- [Instructions to follow]: Reply with one number: the count of lines in the listing that contain the string "Therapeutics".

- [Dataset entries]:
• • • • •
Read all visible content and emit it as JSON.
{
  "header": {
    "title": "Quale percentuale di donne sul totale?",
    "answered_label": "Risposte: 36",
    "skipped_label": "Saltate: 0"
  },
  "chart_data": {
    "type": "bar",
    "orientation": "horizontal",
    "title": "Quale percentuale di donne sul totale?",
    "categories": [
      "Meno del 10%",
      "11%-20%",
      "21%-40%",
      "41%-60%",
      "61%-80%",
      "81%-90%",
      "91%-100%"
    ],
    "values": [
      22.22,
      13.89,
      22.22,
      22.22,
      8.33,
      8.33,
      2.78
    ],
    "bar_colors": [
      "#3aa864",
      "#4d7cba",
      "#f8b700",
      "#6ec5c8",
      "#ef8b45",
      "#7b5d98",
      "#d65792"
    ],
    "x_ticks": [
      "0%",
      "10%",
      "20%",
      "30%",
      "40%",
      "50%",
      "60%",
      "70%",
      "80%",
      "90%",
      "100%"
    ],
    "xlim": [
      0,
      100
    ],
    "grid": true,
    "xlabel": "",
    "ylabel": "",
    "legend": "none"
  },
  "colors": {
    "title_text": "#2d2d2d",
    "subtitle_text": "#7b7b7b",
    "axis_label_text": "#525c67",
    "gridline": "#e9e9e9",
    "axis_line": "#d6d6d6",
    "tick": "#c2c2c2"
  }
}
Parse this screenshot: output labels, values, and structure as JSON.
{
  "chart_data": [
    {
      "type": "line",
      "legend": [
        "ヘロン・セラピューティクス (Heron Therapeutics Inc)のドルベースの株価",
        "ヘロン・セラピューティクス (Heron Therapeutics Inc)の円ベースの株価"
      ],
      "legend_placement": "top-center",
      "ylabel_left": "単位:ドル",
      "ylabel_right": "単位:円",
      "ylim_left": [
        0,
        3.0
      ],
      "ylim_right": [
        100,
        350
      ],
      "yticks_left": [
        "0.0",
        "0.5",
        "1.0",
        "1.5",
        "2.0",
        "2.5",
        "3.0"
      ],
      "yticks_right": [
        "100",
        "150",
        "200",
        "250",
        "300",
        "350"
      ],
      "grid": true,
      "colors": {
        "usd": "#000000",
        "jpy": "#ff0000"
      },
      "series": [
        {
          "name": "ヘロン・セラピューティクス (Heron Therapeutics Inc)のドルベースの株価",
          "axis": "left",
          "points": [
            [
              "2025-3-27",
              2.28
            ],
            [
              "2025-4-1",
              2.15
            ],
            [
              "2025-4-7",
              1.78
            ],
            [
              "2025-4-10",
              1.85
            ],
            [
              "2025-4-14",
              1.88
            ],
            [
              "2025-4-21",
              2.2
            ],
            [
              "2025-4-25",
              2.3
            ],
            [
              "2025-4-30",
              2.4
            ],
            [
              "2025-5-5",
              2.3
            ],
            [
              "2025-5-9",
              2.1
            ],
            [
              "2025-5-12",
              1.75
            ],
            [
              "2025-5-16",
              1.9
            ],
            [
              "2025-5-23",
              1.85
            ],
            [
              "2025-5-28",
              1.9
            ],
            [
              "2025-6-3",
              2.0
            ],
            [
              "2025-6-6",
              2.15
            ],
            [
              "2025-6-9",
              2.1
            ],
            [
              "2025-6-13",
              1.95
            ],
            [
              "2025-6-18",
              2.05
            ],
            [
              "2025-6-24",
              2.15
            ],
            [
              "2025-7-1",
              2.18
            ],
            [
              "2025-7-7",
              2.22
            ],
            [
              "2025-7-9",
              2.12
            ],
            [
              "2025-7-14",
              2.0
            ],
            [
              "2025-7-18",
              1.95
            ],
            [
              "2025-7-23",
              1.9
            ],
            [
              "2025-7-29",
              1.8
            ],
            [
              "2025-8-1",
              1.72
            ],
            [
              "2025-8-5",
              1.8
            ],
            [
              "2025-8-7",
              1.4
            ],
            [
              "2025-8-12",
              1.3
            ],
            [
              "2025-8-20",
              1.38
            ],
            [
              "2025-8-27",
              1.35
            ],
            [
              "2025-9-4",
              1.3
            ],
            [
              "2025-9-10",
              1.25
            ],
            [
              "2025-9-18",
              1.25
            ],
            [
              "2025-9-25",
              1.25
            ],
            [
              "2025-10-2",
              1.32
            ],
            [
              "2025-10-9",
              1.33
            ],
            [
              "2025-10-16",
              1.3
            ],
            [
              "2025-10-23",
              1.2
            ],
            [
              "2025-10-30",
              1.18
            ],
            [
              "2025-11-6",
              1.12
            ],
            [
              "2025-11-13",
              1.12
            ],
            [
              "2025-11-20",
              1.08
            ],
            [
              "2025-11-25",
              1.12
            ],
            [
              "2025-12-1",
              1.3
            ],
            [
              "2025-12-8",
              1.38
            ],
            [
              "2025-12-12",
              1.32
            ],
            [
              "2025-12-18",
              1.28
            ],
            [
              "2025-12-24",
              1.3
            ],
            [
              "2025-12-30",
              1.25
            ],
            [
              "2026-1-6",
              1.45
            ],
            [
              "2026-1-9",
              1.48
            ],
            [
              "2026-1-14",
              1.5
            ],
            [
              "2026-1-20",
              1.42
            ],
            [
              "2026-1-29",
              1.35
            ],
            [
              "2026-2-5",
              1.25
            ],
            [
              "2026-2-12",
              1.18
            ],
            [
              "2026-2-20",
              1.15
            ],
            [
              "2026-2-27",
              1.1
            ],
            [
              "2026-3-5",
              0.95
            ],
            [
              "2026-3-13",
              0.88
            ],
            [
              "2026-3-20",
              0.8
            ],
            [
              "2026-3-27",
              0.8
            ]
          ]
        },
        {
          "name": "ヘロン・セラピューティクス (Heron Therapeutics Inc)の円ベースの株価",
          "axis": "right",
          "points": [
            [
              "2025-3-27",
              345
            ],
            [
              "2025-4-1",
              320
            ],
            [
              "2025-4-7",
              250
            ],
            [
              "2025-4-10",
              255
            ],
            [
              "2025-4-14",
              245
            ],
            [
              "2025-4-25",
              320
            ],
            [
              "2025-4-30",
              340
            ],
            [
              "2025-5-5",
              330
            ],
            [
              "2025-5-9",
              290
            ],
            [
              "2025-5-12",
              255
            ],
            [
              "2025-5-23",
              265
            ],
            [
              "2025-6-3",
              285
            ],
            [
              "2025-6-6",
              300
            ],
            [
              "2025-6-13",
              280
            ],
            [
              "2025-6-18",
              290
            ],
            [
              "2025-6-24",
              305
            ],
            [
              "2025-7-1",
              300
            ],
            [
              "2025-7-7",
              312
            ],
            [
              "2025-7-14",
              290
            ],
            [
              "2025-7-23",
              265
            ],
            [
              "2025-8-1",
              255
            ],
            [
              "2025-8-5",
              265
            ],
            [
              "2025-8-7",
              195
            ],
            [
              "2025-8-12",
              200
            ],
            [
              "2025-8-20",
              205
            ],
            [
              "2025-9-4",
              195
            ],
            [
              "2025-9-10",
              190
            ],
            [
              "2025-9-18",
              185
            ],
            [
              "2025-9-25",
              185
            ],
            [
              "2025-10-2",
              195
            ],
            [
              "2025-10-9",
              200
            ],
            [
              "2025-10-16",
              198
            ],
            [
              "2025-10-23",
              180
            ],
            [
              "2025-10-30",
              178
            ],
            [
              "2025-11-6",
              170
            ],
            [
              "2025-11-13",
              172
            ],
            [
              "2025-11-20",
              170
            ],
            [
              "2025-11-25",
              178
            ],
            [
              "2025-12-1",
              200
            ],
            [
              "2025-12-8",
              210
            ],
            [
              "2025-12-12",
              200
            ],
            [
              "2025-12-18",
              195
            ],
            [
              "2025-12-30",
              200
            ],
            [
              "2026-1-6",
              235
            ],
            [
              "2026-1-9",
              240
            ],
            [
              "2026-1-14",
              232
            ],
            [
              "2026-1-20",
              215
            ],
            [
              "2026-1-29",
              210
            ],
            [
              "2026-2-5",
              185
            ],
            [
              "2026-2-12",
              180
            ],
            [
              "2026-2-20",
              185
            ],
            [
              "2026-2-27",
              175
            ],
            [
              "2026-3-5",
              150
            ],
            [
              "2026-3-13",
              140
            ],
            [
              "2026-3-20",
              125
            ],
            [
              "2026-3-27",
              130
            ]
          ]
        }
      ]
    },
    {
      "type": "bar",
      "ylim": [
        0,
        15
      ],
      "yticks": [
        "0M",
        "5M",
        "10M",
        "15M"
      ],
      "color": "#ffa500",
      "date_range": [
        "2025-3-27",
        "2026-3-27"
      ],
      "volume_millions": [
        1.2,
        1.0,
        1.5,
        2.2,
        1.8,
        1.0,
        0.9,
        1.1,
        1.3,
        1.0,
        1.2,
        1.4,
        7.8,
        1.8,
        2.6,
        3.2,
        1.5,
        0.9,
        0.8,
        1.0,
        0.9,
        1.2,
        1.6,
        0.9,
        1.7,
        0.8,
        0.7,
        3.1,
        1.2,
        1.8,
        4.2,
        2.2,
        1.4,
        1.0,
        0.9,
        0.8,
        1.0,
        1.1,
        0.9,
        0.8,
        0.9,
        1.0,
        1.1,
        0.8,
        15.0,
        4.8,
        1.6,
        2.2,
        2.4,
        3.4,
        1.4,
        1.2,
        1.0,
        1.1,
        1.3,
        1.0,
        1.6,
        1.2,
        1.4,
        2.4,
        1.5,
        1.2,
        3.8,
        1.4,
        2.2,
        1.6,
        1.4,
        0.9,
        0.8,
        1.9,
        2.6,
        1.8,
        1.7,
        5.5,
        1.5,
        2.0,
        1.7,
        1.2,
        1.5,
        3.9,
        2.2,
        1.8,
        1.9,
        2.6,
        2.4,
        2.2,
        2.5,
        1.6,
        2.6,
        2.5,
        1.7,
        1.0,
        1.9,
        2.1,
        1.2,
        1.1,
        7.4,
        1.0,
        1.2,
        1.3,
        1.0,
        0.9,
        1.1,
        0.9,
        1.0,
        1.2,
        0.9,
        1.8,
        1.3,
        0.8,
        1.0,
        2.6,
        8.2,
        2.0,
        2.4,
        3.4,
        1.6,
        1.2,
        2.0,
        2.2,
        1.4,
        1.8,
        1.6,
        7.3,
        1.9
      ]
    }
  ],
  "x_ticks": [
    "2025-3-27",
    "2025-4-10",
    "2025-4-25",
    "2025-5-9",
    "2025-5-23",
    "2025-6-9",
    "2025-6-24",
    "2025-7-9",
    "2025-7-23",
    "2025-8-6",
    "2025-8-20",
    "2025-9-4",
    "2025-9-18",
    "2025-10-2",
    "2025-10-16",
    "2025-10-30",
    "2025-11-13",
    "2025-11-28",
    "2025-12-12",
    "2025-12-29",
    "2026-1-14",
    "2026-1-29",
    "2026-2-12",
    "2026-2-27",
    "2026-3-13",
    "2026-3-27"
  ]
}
• • • • •
- [Task answer]: 4